→ TASK DETAILS
Write out the material exactly, with the pictures left out.

-- DATA TO PROCESS start --

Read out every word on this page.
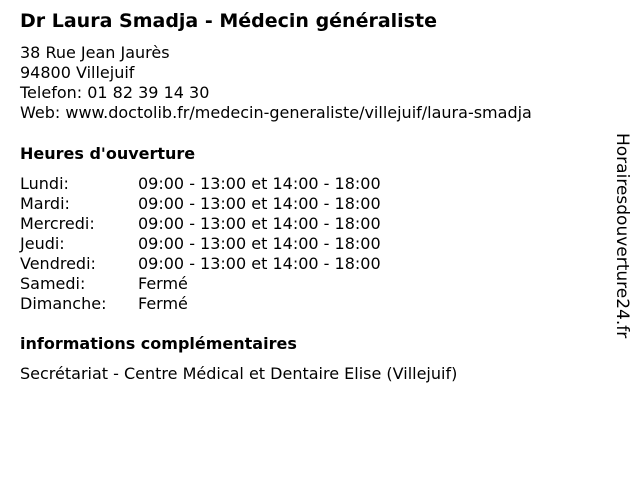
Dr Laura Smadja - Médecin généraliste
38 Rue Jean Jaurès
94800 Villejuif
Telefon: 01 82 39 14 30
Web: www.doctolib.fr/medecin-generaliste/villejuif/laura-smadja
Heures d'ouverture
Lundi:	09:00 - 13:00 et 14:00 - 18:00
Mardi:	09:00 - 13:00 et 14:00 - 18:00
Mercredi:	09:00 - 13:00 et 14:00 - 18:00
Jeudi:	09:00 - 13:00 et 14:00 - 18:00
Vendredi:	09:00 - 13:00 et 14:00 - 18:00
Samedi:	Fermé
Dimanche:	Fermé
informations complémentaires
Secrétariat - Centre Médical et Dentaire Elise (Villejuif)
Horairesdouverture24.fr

-- DATA TO PROCESS end --

→ OUTPUT FOR THIS TASK
Read out every word on this page.
Dr Laura Smadja - Médecin généraliste
38 Rue Jean Jaurès
94800 Villejuif
Telefon: 01 82 39 14 30
Web: www.doctolib.fr/medecin-generaliste/villejuif/laura-smadja
Heures d'ouverture
Lundi:	09:00 - 13:00 et 14:00 - 18:00
Mardi:	09:00 - 13:00 et 14:00 - 18:00
Mercredi:	09:00 - 13:00 et 14:00 - 18:00
Jeudi:	09:00 - 13:00 et 14:00 - 18:00
Vendredi:	09:00 - 13:00 et 14:00 - 18:00
Samedi:	Fermé
Dimanche:	Fermé
informations complémentaires
Secrétariat - Centre Médical et Dentaire Elise (Villejuif)
Horairesdouverture24.fr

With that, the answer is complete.